** begin **

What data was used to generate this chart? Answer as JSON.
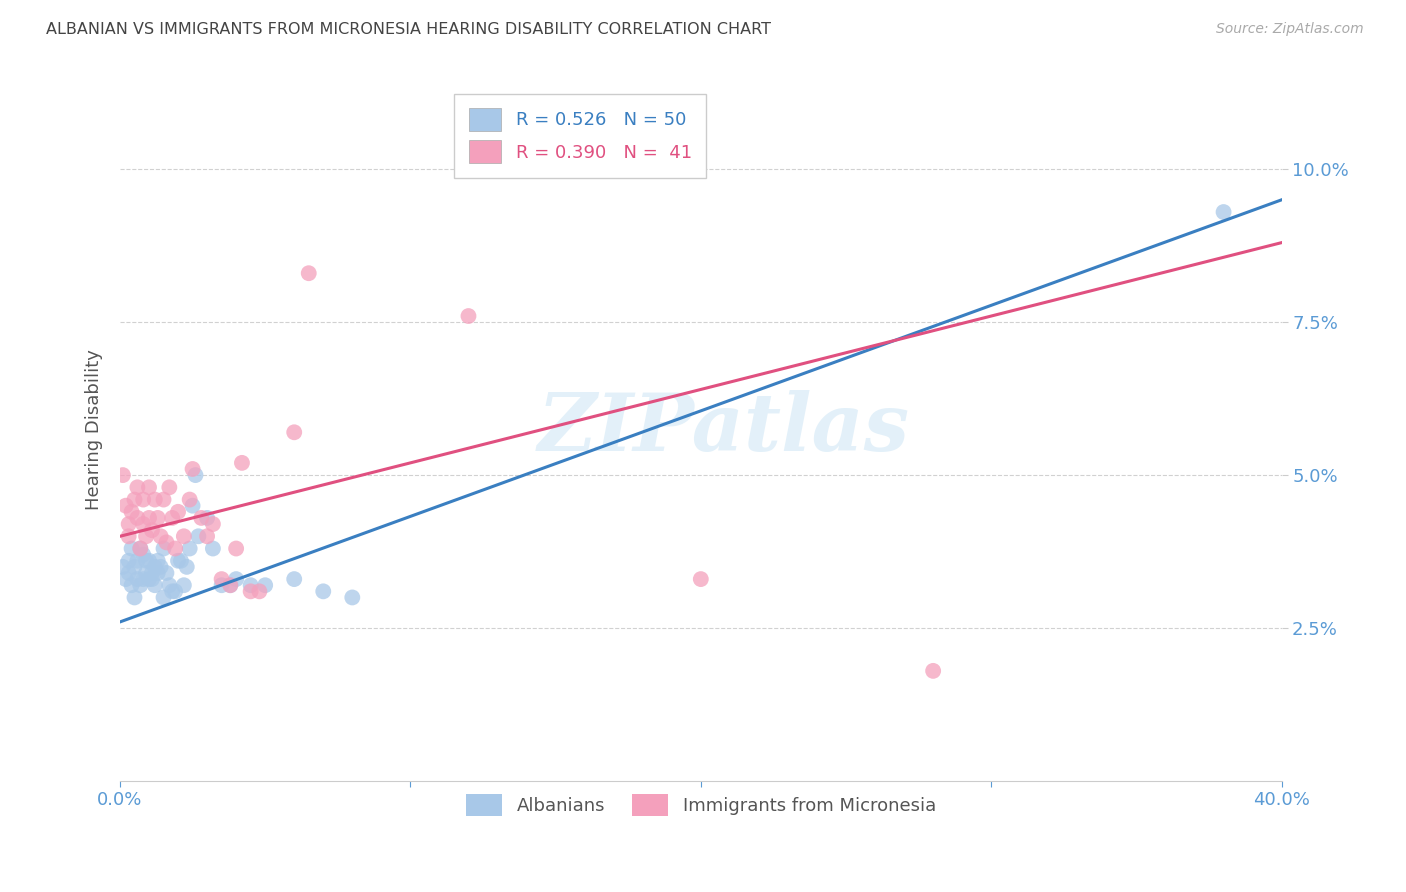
{
  "title": "ALBANIAN VS IMMIGRANTS FROM MICRONESIA HEARING DISABILITY CORRELATION CHART",
  "source": "Source: ZipAtlas.com",
  "ylabel_label": "Hearing Disability",
  "x_min": 0.0,
  "x_max": 0.4,
  "y_min": 0.0,
  "y_max": 0.115,
  "x_ticks": [
    0.0,
    0.1,
    0.2,
    0.3,
    0.4
  ],
  "x_tick_labels_show": [
    "0.0%",
    "",
    "",
    "",
    "40.0%"
  ],
  "y_ticks": [
    0.025,
    0.05,
    0.075,
    0.1
  ],
  "y_tick_labels": [
    "2.5%",
    "5.0%",
    "7.5%",
    "10.0%"
  ],
  "blue_R": 0.526,
  "blue_N": 50,
  "pink_R": 0.39,
  "pink_N": 41,
  "blue_color": "#a8c8e8",
  "pink_color": "#f4a0bc",
  "blue_line_color": "#3a7fc1",
  "pink_line_color": "#e05080",
  "watermark": "ZIPatlas",
  "blue_line_x0": 0.0,
  "blue_line_y0": 0.026,
  "blue_line_x1": 0.4,
  "blue_line_y1": 0.095,
  "pink_line_x0": 0.0,
  "pink_line_y0": 0.04,
  "pink_line_x1": 0.4,
  "pink_line_y1": 0.088,
  "blue_scatter_x": [
    0.001,
    0.002,
    0.003,
    0.003,
    0.004,
    0.004,
    0.005,
    0.005,
    0.006,
    0.006,
    0.007,
    0.007,
    0.008,
    0.008,
    0.009,
    0.009,
    0.01,
    0.01,
    0.011,
    0.011,
    0.012,
    0.012,
    0.013,
    0.013,
    0.014,
    0.015,
    0.015,
    0.016,
    0.017,
    0.018,
    0.019,
    0.02,
    0.021,
    0.022,
    0.023,
    0.024,
    0.025,
    0.026,
    0.027,
    0.03,
    0.032,
    0.035,
    0.038,
    0.04,
    0.045,
    0.05,
    0.06,
    0.07,
    0.08,
    0.38
  ],
  "blue_scatter_y": [
    0.035,
    0.033,
    0.036,
    0.034,
    0.038,
    0.032,
    0.035,
    0.03,
    0.033,
    0.036,
    0.038,
    0.032,
    0.033,
    0.037,
    0.034,
    0.036,
    0.033,
    0.036,
    0.034,
    0.033,
    0.035,
    0.032,
    0.036,
    0.034,
    0.035,
    0.038,
    0.03,
    0.034,
    0.032,
    0.031,
    0.031,
    0.036,
    0.036,
    0.032,
    0.035,
    0.038,
    0.045,
    0.05,
    0.04,
    0.043,
    0.038,
    0.032,
    0.032,
    0.033,
    0.032,
    0.032,
    0.033,
    0.031,
    0.03,
    0.093
  ],
  "pink_scatter_x": [
    0.001,
    0.002,
    0.003,
    0.003,
    0.004,
    0.005,
    0.006,
    0.006,
    0.007,
    0.008,
    0.008,
    0.009,
    0.01,
    0.01,
    0.011,
    0.012,
    0.013,
    0.014,
    0.015,
    0.016,
    0.017,
    0.018,
    0.019,
    0.02,
    0.022,
    0.024,
    0.025,
    0.028,
    0.03,
    0.032,
    0.035,
    0.038,
    0.04,
    0.042,
    0.045,
    0.048,
    0.06,
    0.065,
    0.12,
    0.2,
    0.28
  ],
  "pink_scatter_y": [
    0.05,
    0.045,
    0.04,
    0.042,
    0.044,
    0.046,
    0.043,
    0.048,
    0.038,
    0.042,
    0.046,
    0.04,
    0.043,
    0.048,
    0.041,
    0.046,
    0.043,
    0.04,
    0.046,
    0.039,
    0.048,
    0.043,
    0.038,
    0.044,
    0.04,
    0.046,
    0.051,
    0.043,
    0.04,
    0.042,
    0.033,
    0.032,
    0.038,
    0.052,
    0.031,
    0.031,
    0.057,
    0.083,
    0.076,
    0.033,
    0.018
  ],
  "background_color": "#ffffff",
  "grid_color": "#cccccc",
  "title_color": "#444444",
  "axis_label_color": "#555555",
  "tick_label_color": "#5b9bd5",
  "legend_label_blue": "Albanians",
  "legend_label_pink": "Immigrants from Micronesia"
}
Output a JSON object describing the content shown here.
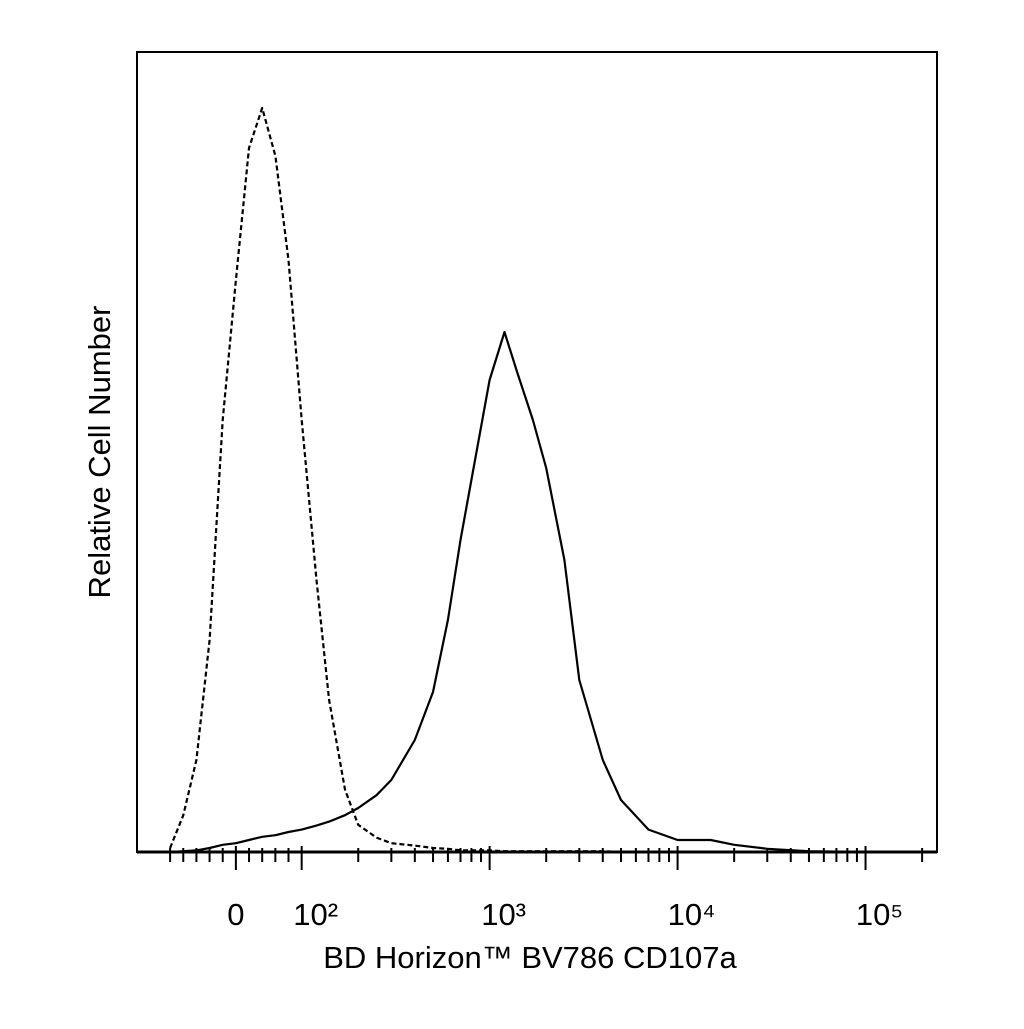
{
  "chart_data": {
    "type": "line",
    "xlabel": "BD Horizon™ BV786 CD107a",
    "ylabel": "Relative Cell Number",
    "xscale": "symlog",
    "linthresh": 100,
    "xlim": [
      -150,
      240000
    ],
    "ylim": [
      0,
      100
    ],
    "xticks": [
      0,
      {
        "value": 100,
        "label": "10²"
      },
      {
        "value": 1000,
        "label": "10³"
      },
      {
        "value": 10000,
        "label": "10⁴"
      },
      {
        "value": 100000,
        "label": "10⁵"
      }
    ],
    "minor_xticks": [
      -100,
      -80,
      -60,
      -40,
      -20,
      20,
      40,
      60,
      80,
      200,
      300,
      400,
      500,
      600,
      700,
      800,
      900,
      2000,
      3000,
      4000,
      5000,
      6000,
      7000,
      8000,
      9000,
      20000,
      30000,
      40000,
      50000,
      60000,
      70000,
      80000,
      90000,
      200000
    ],
    "x": [
      -100,
      -80,
      -60,
      -40,
      -20,
      0,
      20,
      40,
      60,
      80,
      100,
      120,
      140,
      170,
      200,
      250,
      300,
      400,
      500,
      600,
      700,
      800,
      1000,
      1200,
      1400,
      1700,
      2000,
      2500,
      3000,
      4000,
      5000,
      7000,
      10000,
      15000,
      20000,
      30000,
      50000,
      100000,
      200000
    ],
    "series": [
      {
        "color": "#000000",
        "dashed": true,
        "values": [
          0.5,
          4.6,
          11.5,
          26.5,
          54,
          71.5,
          88,
          93,
          87,
          74,
          54,
          34,
          19,
          7.8,
          3.4,
          1.8,
          1.1,
          0.8,
          0.5,
          0.4,
          0.2,
          0.2,
          0.2,
          0.1,
          0.1,
          0.1,
          0.1,
          0.1,
          0.1,
          0.1,
          0,
          0,
          0,
          0,
          0,
          0,
          0,
          0,
          0
        ]
      },
      {
        "color": "#000000",
        "dashed": false,
        "values": [
          0,
          0.1,
          0.2,
          0.5,
          0.9,
          1.1,
          1.5,
          1.9,
          2.1,
          2.5,
          2.8,
          3.3,
          3.8,
          4.6,
          5.5,
          7.1,
          9,
          14,
          20,
          29,
          39,
          46.5,
          59,
          65,
          60,
          54,
          48,
          36.5,
          21.5,
          11.5,
          6.5,
          2.8,
          1.5,
          1.5,
          0.9,
          0.4,
          0.1,
          0,
          0
        ]
      }
    ]
  }
}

** end **

Repeat every record above exactly, but leave out any pictures.

▶ **ANSWER**
What data was used to generate this chart? Answer as JSON.
{
  "title": "ALBANIAN VS IMMIGRANTS FROM MICRONESIA HEARING DISABILITY CORRELATION CHART",
  "source": "Source: ZipAtlas.com",
  "ylabel_label": "Hearing Disability",
  "x_min": 0.0,
  "x_max": 0.4,
  "y_min": 0.0,
  "y_max": 0.115,
  "x_ticks": [
    0.0,
    0.1,
    0.2,
    0.3,
    0.4
  ],
  "x_tick_labels_show": [
    "0.0%",
    "",
    "",
    "",
    "40.0%"
  ],
  "y_ticks": [
    0.025,
    0.05,
    0.075,
    0.1
  ],
  "y_tick_labels": [
    "2.5%",
    "5.0%",
    "7.5%",
    "10.0%"
  ],
  "blue_R": 0.526,
  "blue_N": 50,
  "pink_R": 0.39,
  "pink_N": 41,
  "blue_color": "#a8c8e8",
  "pink_color": "#f4a0bc",
  "blue_line_color": "#3a7fc1",
  "pink_line_color": "#e05080",
  "watermark": "ZIPatlas",
  "blue_line_x0": 0.0,
  "blue_line_y0": 0.026,
  "blue_line_x1": 0.4,
  "blue_line_y1": 0.095,
  "pink_line_x0": 0.0,
  "pink_line_y0": 0.04,
  "pink_line_x1": 0.4,
  "pink_line_y1": 0.088,
  "blue_scatter_x": [
    0.001,
    0.002,
    0.003,
    0.003,
    0.004,
    0.004,
    0.005,
    0.005,
    0.006,
    0.006,
    0.007,
    0.007,
    0.008,
    0.008,
    0.009,
    0.009,
    0.01,
    0.01,
    0.011,
    0.011,
    0.012,
    0.012,
    0.013,
    0.013,
    0.014,
    0.015,
    0.015,
    0.016,
    0.017,
    0.018,
    0.019,
    0.02,
    0.021,
    0.022,
    0.023,
    0.024,
    0.025,
    0.026,
    0.027,
    0.03,
    0.032,
    0.035,
    0.038,
    0.04,
    0.045,
    0.05,
    0.06,
    0.07,
    0.08,
    0.38
  ],
  "blue_scatter_y": [
    0.035,
    0.033,
    0.036,
    0.034,
    0.038,
    0.032,
    0.035,
    0.03,
    0.033,
    0.036,
    0.038,
    0.032,
    0.033,
    0.037,
    0.034,
    0.036,
    0.033,
    0.036,
    0.034,
    0.033,
    0.035,
    0.032,
    0.036,
    0.034,
    0.035,
    0.038,
    0.03,
    0.034,
    0.032,
    0.031,
    0.031,
    0.036,
    0.036,
    0.032,
    0.035,
    0.038,
    0.045,
    0.05,
    0.04,
    0.043,
    0.038,
    0.032,
    0.032,
    0.033,
    0.032,
    0.032,
    0.033,
    0.031,
    0.03,
    0.093
  ],
  "pink_scatter_x": [
    0.001,
    0.002,
    0.003,
    0.003,
    0.004,
    0.005,
    0.006,
    0.006,
    0.007,
    0.008,
    0.008,
    0.009,
    0.01,
    0.01,
    0.011,
    0.012,
    0.013,
    0.014,
    0.015,
    0.016,
    0.017,
    0.018,
    0.019,
    0.02,
    0.022,
    0.024,
    0.025,
    0.028,
    0.03,
    0.032,
    0.035,
    0.038,
    0.04,
    0.042,
    0.045,
    0.048,
    0.06,
    0.065,
    0.12,
    0.2,
    0.28
  ],
  "pink_scatter_y": [
    0.05,
    0.045,
    0.04,
    0.042,
    0.044,
    0.046,
    0.043,
    0.048,
    0.038,
    0.042,
    0.046,
    0.04,
    0.043,
    0.048,
    0.041,
    0.046,
    0.043,
    0.04,
    0.046,
    0.039,
    0.048,
    0.043,
    0.038,
    0.044,
    0.04,
    0.046,
    0.051,
    0.043,
    0.04,
    0.042,
    0.033,
    0.032,
    0.038,
    0.052,
    0.031,
    0.031,
    0.057,
    0.083,
    0.076,
    0.033,
    0.018
  ],
  "background_color": "#ffffff",
  "grid_color": "#cccccc",
  "title_color": "#444444",
  "axis_label_color": "#555555",
  "tick_label_color": "#5b9bd5",
  "legend_label_blue": "Albanians",
  "legend_label_pink": "Immigrants from Micronesia"
}
Output a JSON object describing the content shown here.
{
  "chart_data": {
    "type": "line",
    "xlabel": "BD Horizon™ BV786 CD107a",
    "ylabel": "Relative Cell Number",
    "xscale": "symlog",
    "linthresh": 100,
    "xlim": [
      -150,
      240000
    ],
    "ylim": [
      0,
      100
    ],
    "xticks": [
      0,
      {
        "value": 100,
        "label": "10²"
      },
      {
        "value": 1000,
        "label": "10³"
      },
      {
        "value": 10000,
        "label": "10⁴"
      },
      {
        "value": 100000,
        "label": "10⁵"
      }
    ],
    "minor_xticks": [
      -100,
      -80,
      -60,
      -40,
      -20,
      20,
      40,
      60,
      80,
      200,
      300,
      400,
      500,
      600,
      700,
      800,
      900,
      2000,
      3000,
      4000,
      5000,
      6000,
      7000,
      8000,
      9000,
      20000,
      30000,
      40000,
      50000,
      60000,
      70000,
      80000,
      90000,
      200000
    ],
    "x": [
      -100,
      -80,
      -60,
      -40,
      -20,
      0,
      20,
      40,
      60,
      80,
      100,
      120,
      140,
      170,
      200,
      250,
      300,
      400,
      500,
      600,
      700,
      800,
      1000,
      1200,
      1400,
      1700,
      2000,
      2500,
      3000,
      4000,
      5000,
      7000,
      10000,
      15000,
      20000,
      30000,
      50000,
      100000,
      200000
    ],
    "series": [
      {
        "color": "#000000",
        "dashed": true,
        "values": [
          0.5,
          4.6,
          11.5,
          26.5,
          54,
          71.5,
          88,
          93,
          87,
          74,
          54,
          34,
          19,
          7.8,
          3.4,
          1.8,
          1.1,
          0.8,
          0.5,
          0.4,
          0.2,
          0.2,
          0.2,
          0.1,
          0.1,
          0.1,
          0.1,
          0.1,
          0.1,
          0.1,
          0,
          0,
          0,
          0,
          0,
          0,
          0,
          0,
          0
        ]
      },
      {
        "color": "#000000",
        "dashed": false,
        "values": [
          0,
          0.1,
          0.2,
          0.5,
          0.9,
          1.1,
          1.5,
          1.9,
          2.1,
          2.5,
          2.8,
          3.3,
          3.8,
          4.6,
          5.5,
          7.1,
          9,
          14,
          20,
          29,
          39,
          46.5,
          59,
          65,
          60,
          54,
          48,
          36.5,
          21.5,
          11.5,
          6.5,
          2.8,
          1.5,
          1.5,
          0.9,
          0.4,
          0.1,
          0,
          0
        ]
      }
    ]
  }
}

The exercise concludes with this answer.